Task description:
Each entry below is to be given again word for word, with no pictures.

*** Source data ***

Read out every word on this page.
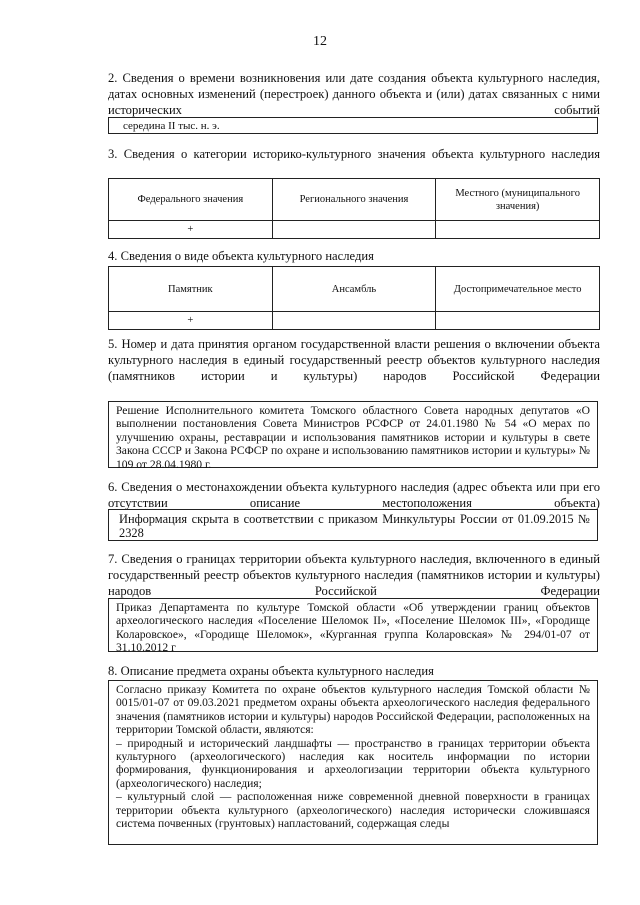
12
2. Сведения о времени возникновения или дате создания объекта культурного наследия, датах основных изменений (перестроек) данного объекта и (или) датах связанных с ними исторических событий
середина II тыс. н. э.
3. Сведения о категории историко-культурного значения объекта культурного наследия
Федерального значения	Регионального значения	Местного (муниципального значения)
+		
4. Сведения о виде объекта культурного наследия
Памятник	Ансамбль	Достопримечательное место
+		
5. Номер и дата принятия органом государственной власти решения о включении объекта культурного наследия в единый государственный реестр объектов культурного наследия (памятников истории и культуры) народов Российской Федерации
Решение Исполнительного комитета Томского областного Совета народных депутатов «О выполнении постановления Совета Министров РСФСР от 24.01.1980 № 54 «О мерах по улучшению охраны, реставрации и использования памятников истории и культуры в свете Закона СССР и Закона РСФСР по охране и использованию памятников истории и культуры» № 109 от 28.04.1980 г.
6. Сведения о местонахождении объекта культурного наследия (адрес объекта или при его отсутствии описание местоположения объекта)
Информация скрыта в соответствии с приказом Минкультуры России от 01.09.2015 № 2328
7. Сведения о границах территории объекта культурного наследия, включенного в единый государственный реестр объектов культурного наследия (памятников истории и культуры) народов Российской Федерации
Приказ Департамента по культуре Томской области «Об утверждении границ объектов археологического наследия «Поселение Шеломок II», «Поселение Шеломок III», «Городище Коларовское», «Городище Шеломок», «Курганная группа Коларовская» № 294/01-07 от 31.10.2012 г
8. Описание предмета охраны объекта культурного наследия
Согласно приказу Комитета по охране объектов культурного наследия Томской области № 0015/01-07 от 09.03.2021 предметом охраны объекта археологического наследия федерального значения (памятников истории и культуры) народов Российской Федерации, расположенных на территории Томской области, являются:
– природный и исторический ландшафты — пространство в границах территории объекта культурного (археологического) наследия как носитель информации по истории формирования, функционирования и археологизации территории объекта культурного (археологического) наследия;
– культурный слой — расположенная ниже современной дневной поверхности в границах территории объекта культурного (археологического) наследия исторически сложившаяся система почвенных (грунтовых) напластований, содержащая следы
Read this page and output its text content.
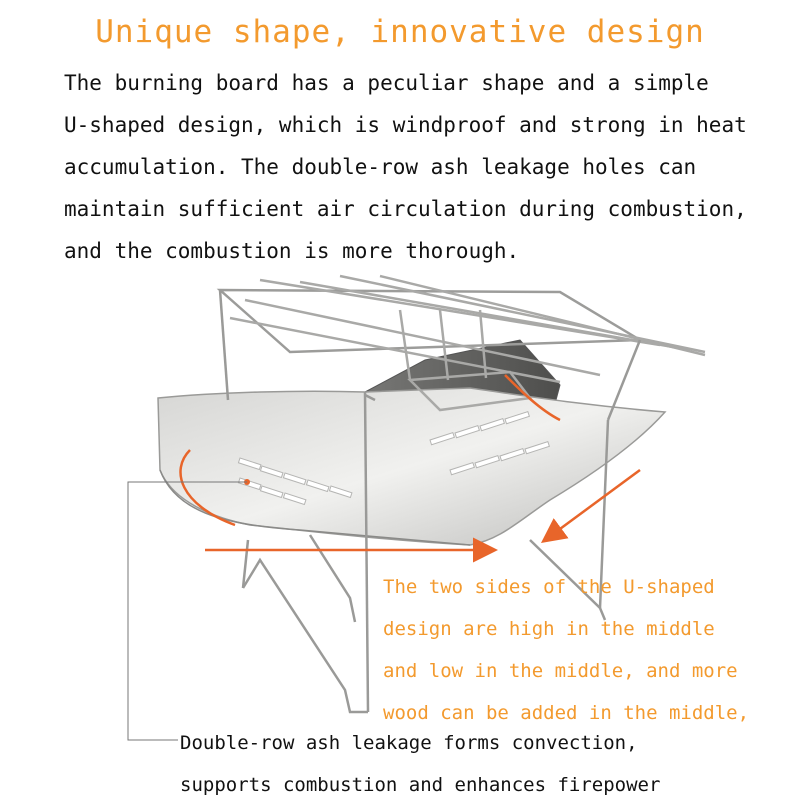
Unique shape, innovative design
The burning board has a peculiar shape and a simple
U-shaped design, which is windproof and strong in heat
accumulation. The double-row ash leakage holes can
maintain sufficient air circulation during combustion,
and the combustion is more thorough.
The two sides of the U-shaped
design are high in the middle
and low in the middle, and more
wood can be added in the middle,
Double-row ash leakage forms convection,
supports combustion and enhances firepower
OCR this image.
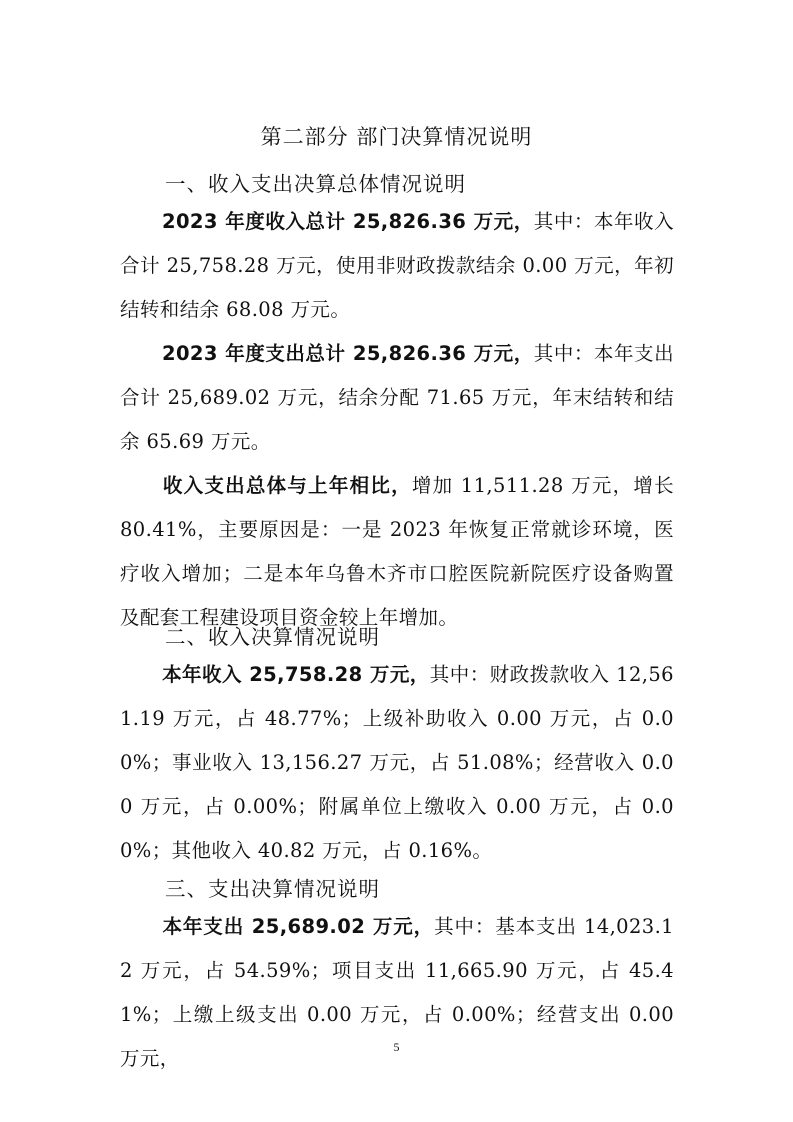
第二部分 部门决算情况说明
一、收入支出决算总体情况说明
2023 年度收入总计 25,826.36 万元，其中：本年收入合计 25,758.28 万元，使用非财政拨款结余 0.00 万元，年初结转和结余 68.08 万元。
2023 年度支出总计 25,826.36 万元，其中：本年支出合计 25,689.02 万元，结余分配 71.65 万元，年末结转和结余 65.69 万元。
收入支出总体与上年相比，增加 11,511.28 万元，增长 80.41%，主要原因是：一是 2023 年恢复正常就诊环境，医疗收入增加；二是本年乌鲁木齐市口腔医院新院医疗设备购置及配套工程建设项目资金较上年增加。
二、收入决算情况说明
本年收入 25,758.28 万元，其中：财政拨款收入 12,561.19 万元，占 48.77%；上级补助收入 0.00 万元，占 0.00%；事业收入 13,156.27 万元，占 51.08%；经营收入 0.00 万元，占 0.00%；附属单位上缴收入 0.00 万元，占 0.00%；其他收入 40.82 万元，占 0.16%。
三、支出决算情况说明
本年支出 25,689.02 万元，其中：基本支出 14,023.12 万元，占 54.59%；项目支出 11,665.90 万元，占 45.41%；上缴上级支出 0.00 万元，占 0.00%；经营支出 0.00 万元，	5
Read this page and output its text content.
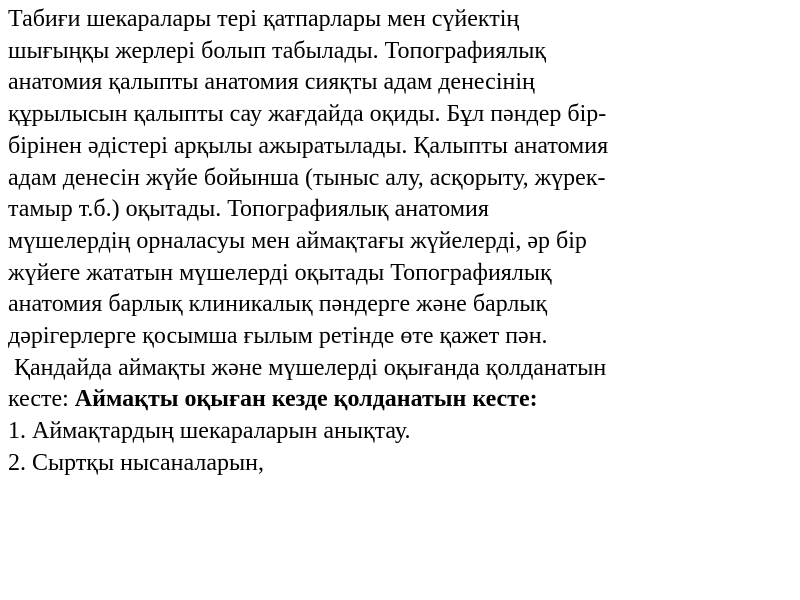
Табиғи шекаралары тері қатпарлары мен сүйектің
шығыңқы жерлері болып табылады. Топографиялық
анатомия қалыпты анатомия сияқты адам денесінің
құрылысын қалыпты сау жағдайда оқиды. Бұл пәндер бір-
бірінен әдістері арқылы ажыратылады. Қалыпты анатомия
адам денесін жүйе бойынша (тыныс алу, асқорыту, жүрек-
тамыр т.б.) оқытады. Топографиялық анатомия
мүшелердің орналасуы мен аймақтағы жүйелерді, әр бір
жүйеге жататын мүшелерді оқытады Топографиялық
анатомия барлық клиникалық пәндерге және барлық
дәрігерлерге қосымша ғылым ретінде өте қажет пән.
Қандайда аймақты және мүшелерді оқығанда қолданатын
кесте: Аймақты оқыған кезде қолданатын кесте:
1. Аймақтардың шекараларын анықтау.
2. Сыртқы нысаналарын,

***

Full response:
Read out every word on this page.
12
2. Сведения о времени возникновения или дате создания объекта культурного наследия, датах основных изменений (перестроек) данного объекта и (или) датах связанных с ними исторических событий
середина II тыс. н. э.
3. Сведения о категории историко-культурного значения объекта культурного наследия
Федерального значения	Регионального значения	Местного (муниципального значения)
+		
4. Сведения о виде объекта культурного наследия
Памятник	Ансамбль	Достопримечательное место
+		
5. Номер и дата принятия органом государственной власти решения о включении объекта культурного наследия в единый государственный реестр объектов культурного наследия (памятников истории и культуры) народов Российской Федерации
Решение Исполнительного комитета Томского областного Совета народных депутатов «О выполнении постановления Совета Министров РСФСР от 24.01.1980 № 54 «О мерах по улучшению охраны, реставрации и использования памятников истории и культуры в свете Закона СССР и Закона РСФСР по охране и использованию памятников истории и культуры» № 109 от 28.04.1980 г.
6. Сведения о местонахождении объекта культурного наследия (адрес объекта или при его отсутствии описание местоположения объекта)
Информация скрыта в соответствии с приказом Минкультуры России от 01.09.2015 № 2328
7. Сведения о границах территории объекта культурного наследия, включенного в единый государственный реестр объектов культурного наследия (памятников истории и культуры) народов Российской Федерации
Приказ Департамента по культуре Томской области «Об утверждении границ объектов археологического наследия «Поселение Шеломок II», «Поселение Шеломок III», «Городище Коларовское», «Городище Шеломок», «Курганная группа Коларовская» № 294/01-07 от 31.10.2012 г
8. Описание предмета охраны объекта культурного наследия
Согласно приказу Комитета по охране объектов культурного наследия Томской области № 0015/01-07 от 09.03.2021 предметом охраны объекта археологического наследия федерального значения (памятников истории и культуры) народов Российской Федерации, расположенных на территории Томской области, являются:
– природный и исторический ландшафты — пространство в границах территории объекта культурного (археологического) наследия как носитель информации по истории формирования, функционирования и археологизации территории объекта культурного (археологического) наследия;
– культурный слой — расположенная ниже современной дневной поверхности в границах территории объекта культурного (археологического) наследия исторически сложившаяся система почвенных (грунтовых) напластований, содержащая следы
Read this page and output its text content.
Unique shape, innovative design
The burning board has a peculiar shape and a simple
U-shaped design, which is windproof and strong in heat
accumulation. The double-row ash leakage holes can
maintain sufficient air circulation during combustion,
and the combustion is more thorough.
The two sides of the U-shaped
design are high in the middle
and low in the middle, and more
wood can be added in the middle,
Double-row ash leakage forms convection,
supports combustion and enhances firepower
OCR this image.
第二部分 部门决算情况说明
一、收入支出决算总体情况说明
2023 年度收入总计 25,826.36 万元，其中：本年收入合计 25,758.28 万元，使用非财政拨款结余 0.00 万元，年初结转和结余 68.08 万元。
2023 年度支出总计 25,826.36 万元，其中：本年支出合计 25,689.02 万元，结余分配 71.65 万元，年末结转和结余 65.69 万元。
收入支出总体与上年相比，增加 11,511.28 万元，增长 80.41%，主要原因是：一是 2023 年恢复正常就诊环境，医疗收入增加；二是本年乌鲁木齐市口腔医院新院医疗设备购置及配套工程建设项目资金较上年增加。
二、收入决算情况说明
本年收入 25,758.28 万元，其中：财政拨款收入 12,561.19 万元，占 48.77%；上级补助收入 0.00 万元，占 0.00%；事业收入 13,156.27 万元，占 51.08%；经营收入 0.00 万元，占 0.00%；附属单位上缴收入 0.00 万元，占 0.00%；其他收入 40.82 万元，占 0.16%。
三、支出决算情况说明
本年支出 25,689.02 万元，其中：基本支出 14,023.12 万元，占 54.59%；项目支出 11,665.90 万元，占 45.41%；上缴上级支出 0.00 万元，占 0.00%；经营支出 0.00 万元，	5
Read this page and output its text content.
Табиғи шекаралары тері қатпарлары мен сүйектің
шығыңқы жерлері болып табылады. Топографиялық
анатомия қалыпты анатомия сияқты адам денесінің
құрылысын қалыпты сау жағдайда оқиды. Бұл пәндер бір-
бірінен әдістері арқылы ажыратылады. Қалыпты анатомия
адам денесін жүйе бойынша (тыныс алу, асқорыту, жүрек-
тамыр т.б.) оқытады. Топографиялық анатомия
мүшелердің орналасуы мен аймақтағы жүйелерді, әр бір
жүйеге жататын мүшелерді оқытады Топографиялық
анатомия барлық клиникалық пәндерге және барлық
дәрігерлерге қосымша ғылым ретінде өте қажет пән.
Қандайда аймақты және мүшелерді оқығанда қолданатын
кесте: Аймақты оқыған кезде қолданатын кесте:
1. Аймақтардың шекараларын анықтау.
2. Сыртқы нысаналарын,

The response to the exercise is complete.